→ **The problem**
Give an exact copy of every line, leaving images out.

Items listed in a dataset:
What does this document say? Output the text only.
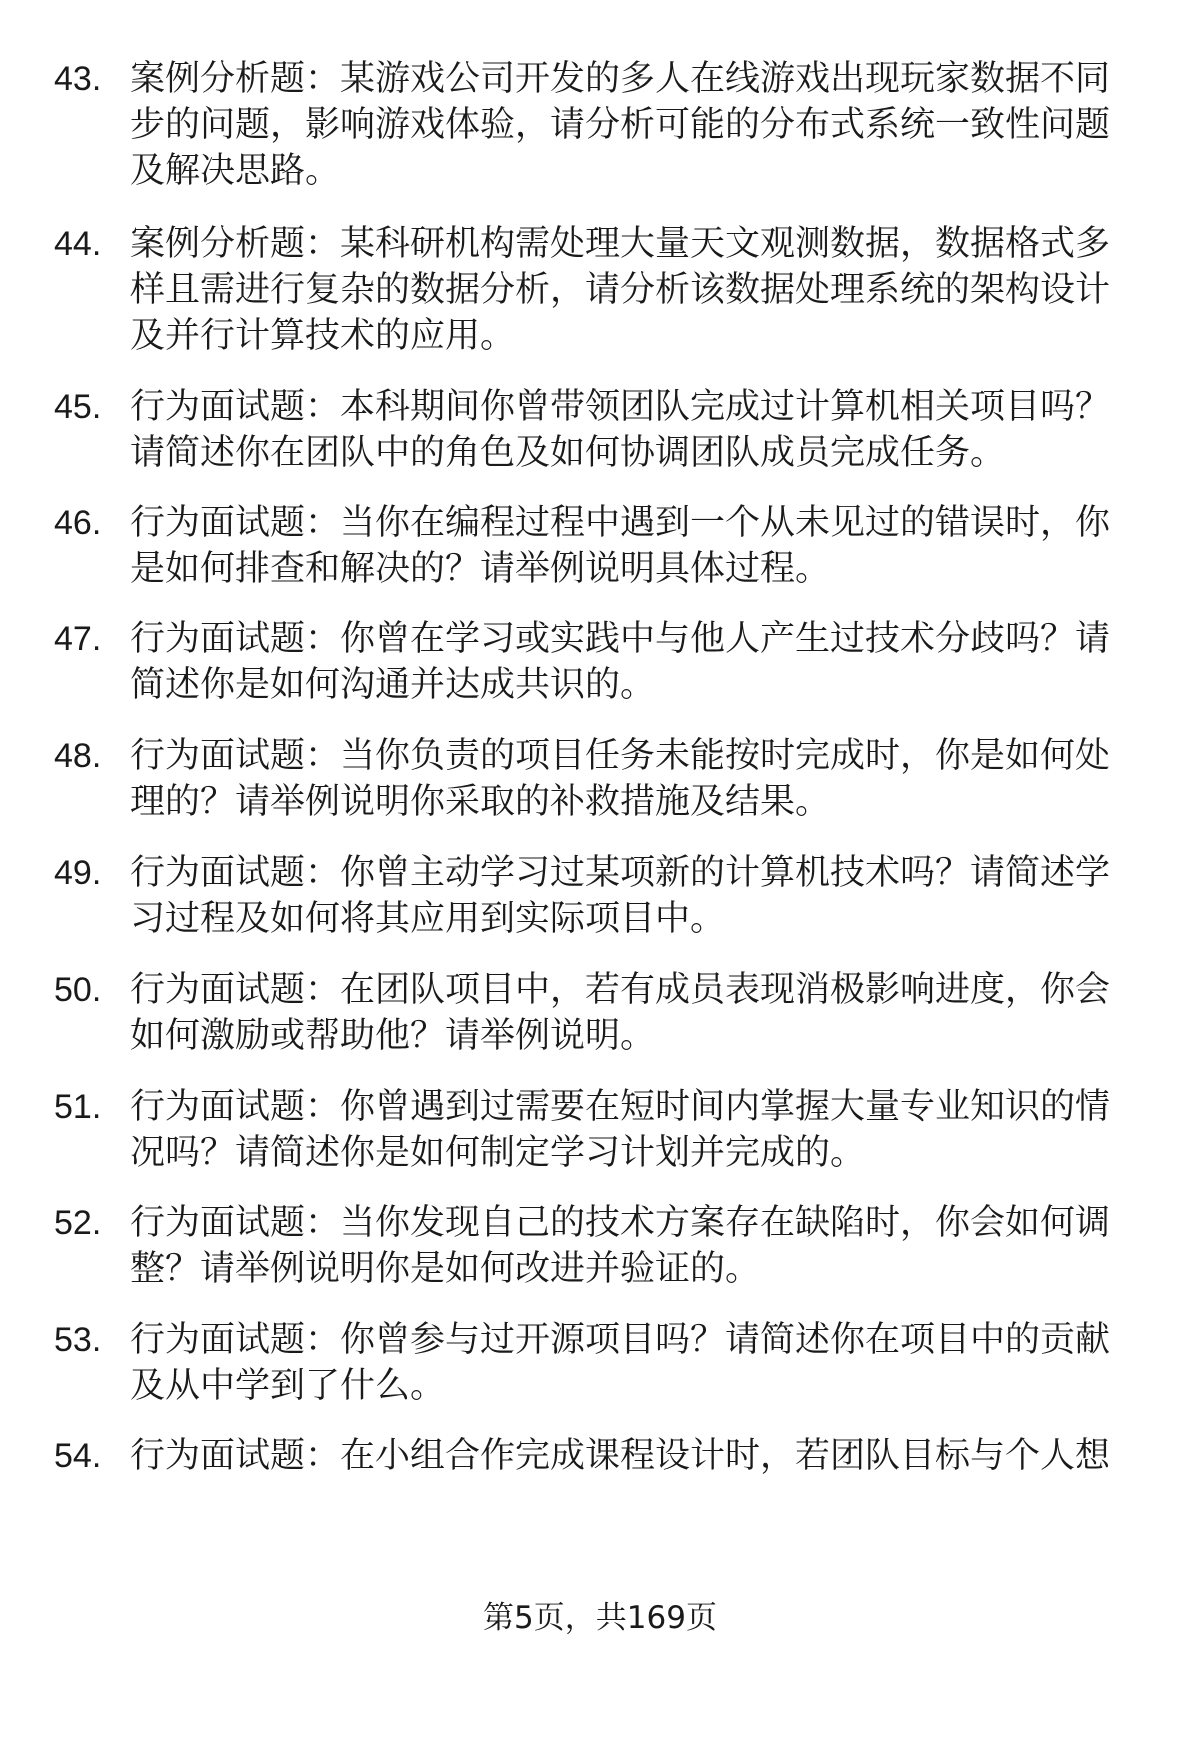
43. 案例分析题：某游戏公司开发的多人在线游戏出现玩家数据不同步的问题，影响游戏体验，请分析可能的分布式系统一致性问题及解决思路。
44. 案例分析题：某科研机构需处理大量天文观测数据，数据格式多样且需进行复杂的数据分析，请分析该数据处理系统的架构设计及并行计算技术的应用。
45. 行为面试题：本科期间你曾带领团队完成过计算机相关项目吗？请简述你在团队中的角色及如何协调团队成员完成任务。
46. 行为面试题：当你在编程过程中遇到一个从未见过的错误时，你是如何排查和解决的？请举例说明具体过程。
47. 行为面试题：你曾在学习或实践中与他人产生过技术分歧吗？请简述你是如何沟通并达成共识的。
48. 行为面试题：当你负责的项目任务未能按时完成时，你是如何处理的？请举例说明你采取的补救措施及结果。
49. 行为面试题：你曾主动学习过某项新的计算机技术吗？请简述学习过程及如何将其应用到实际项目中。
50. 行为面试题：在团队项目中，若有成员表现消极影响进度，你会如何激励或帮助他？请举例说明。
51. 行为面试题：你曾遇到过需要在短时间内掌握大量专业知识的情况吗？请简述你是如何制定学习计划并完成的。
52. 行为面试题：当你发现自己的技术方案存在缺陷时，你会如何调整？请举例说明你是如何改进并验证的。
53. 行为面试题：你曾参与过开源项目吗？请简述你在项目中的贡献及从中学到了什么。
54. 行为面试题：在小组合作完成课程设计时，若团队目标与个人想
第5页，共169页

→ **Result of this task**
What does this document say? Output the text only.
43. 案例分析题：某游戏公司开发的多人在线游戏出现玩家数据不同步的问题，影响游戏体验，请分析可能的分布式系统一致性问题及解决思路。
44. 案例分析题：某科研机构需处理大量天文观测数据，数据格式多样且需进行复杂的数据分析，请分析该数据处理系统的架构设计及并行计算技术的应用。
45. 行为面试题：本科期间你曾带领团队完成过计算机相关项目吗？请简述你在团队中的角色及如何协调团队成员完成任务。
46. 行为面试题：当你在编程过程中遇到一个从未见过的错误时，你是如何排查和解决的？请举例说明具体过程。
47. 行为面试题：你曾在学习或实践中与他人产生过技术分歧吗？请简述你是如何沟通并达成共识的。
48. 行为面试题：当你负责的项目任务未能按时完成时，你是如何处理的？请举例说明你采取的补救措施及结果。
49. 行为面试题：你曾主动学习过某项新的计算机技术吗？请简述学习过程及如何将其应用到实际项目中。
50. 行为面试题：在团队项目中，若有成员表现消极影响进度，你会如何激励或帮助他？请举例说明。
51. 行为面试题：你曾遇到过需要在短时间内掌握大量专业知识的情况吗？请简述你是如何制定学习计划并完成的。
52. 行为面试题：当你发现自己的技术方案存在缺陷时，你会如何调整？请举例说明你是如何改进并验证的。
53. 行为面试题：你曾参与过开源项目吗？请简述你在项目中的贡献及从中学到了什么。
54. 行为面试题：在小组合作完成课程设计时，若团队目标与个人想
第5页，共169页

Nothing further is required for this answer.